-- start of Extracted material --
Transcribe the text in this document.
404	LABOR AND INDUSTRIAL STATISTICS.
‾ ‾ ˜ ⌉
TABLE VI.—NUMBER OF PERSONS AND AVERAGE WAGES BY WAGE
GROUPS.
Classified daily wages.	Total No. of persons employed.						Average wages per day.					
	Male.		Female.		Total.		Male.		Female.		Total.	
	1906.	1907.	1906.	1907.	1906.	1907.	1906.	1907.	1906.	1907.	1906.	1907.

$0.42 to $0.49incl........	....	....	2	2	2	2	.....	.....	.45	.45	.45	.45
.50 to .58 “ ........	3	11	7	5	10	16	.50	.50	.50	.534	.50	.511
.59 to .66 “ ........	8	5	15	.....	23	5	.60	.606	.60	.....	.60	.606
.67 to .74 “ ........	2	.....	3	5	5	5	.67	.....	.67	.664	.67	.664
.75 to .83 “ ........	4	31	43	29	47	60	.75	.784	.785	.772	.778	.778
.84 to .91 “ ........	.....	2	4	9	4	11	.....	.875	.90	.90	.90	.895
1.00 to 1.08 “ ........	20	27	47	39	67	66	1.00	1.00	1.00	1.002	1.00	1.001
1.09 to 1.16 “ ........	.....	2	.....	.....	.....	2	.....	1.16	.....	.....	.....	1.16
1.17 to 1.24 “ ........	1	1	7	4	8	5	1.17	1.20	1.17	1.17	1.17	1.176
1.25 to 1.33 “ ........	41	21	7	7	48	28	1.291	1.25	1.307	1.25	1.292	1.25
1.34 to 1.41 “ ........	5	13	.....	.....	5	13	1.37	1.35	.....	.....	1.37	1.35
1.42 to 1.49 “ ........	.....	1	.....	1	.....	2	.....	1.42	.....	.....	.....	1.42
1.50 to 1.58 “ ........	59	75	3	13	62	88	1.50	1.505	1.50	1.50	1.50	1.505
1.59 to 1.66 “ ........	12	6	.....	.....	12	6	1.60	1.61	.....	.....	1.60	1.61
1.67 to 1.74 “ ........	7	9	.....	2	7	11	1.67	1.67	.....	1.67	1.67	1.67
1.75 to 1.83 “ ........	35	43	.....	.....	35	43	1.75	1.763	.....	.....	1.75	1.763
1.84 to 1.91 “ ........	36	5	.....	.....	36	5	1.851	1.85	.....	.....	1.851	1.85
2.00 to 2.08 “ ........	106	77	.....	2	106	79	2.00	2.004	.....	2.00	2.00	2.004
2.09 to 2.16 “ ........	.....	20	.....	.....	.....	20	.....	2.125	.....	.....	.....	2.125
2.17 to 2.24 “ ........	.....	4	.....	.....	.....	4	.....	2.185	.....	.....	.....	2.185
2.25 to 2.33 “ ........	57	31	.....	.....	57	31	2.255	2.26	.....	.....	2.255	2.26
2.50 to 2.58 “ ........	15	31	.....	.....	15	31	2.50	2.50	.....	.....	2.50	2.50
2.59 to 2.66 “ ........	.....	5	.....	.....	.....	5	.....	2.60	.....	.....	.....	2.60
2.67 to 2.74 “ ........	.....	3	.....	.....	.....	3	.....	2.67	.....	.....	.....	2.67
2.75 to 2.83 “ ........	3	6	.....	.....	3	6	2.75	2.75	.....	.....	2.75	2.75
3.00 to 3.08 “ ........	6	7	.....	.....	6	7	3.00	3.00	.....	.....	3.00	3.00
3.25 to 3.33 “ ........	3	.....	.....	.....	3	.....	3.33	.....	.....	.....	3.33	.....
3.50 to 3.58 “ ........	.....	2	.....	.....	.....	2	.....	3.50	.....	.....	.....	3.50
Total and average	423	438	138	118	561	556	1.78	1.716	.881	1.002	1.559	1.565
-- end of Extracted material --
Given instruction => Gather all the lines that include the word "Total" and copy them out.

Correct answer =>
Classified daily wages.	Total No. of persons employed.						Average wages per day.					
	Male.		Female.		Total.		Male.		Female.		Total.	
Total and average	423	438	138	118	561	556	1.78	1.716	.881	1.002	1.559	1.565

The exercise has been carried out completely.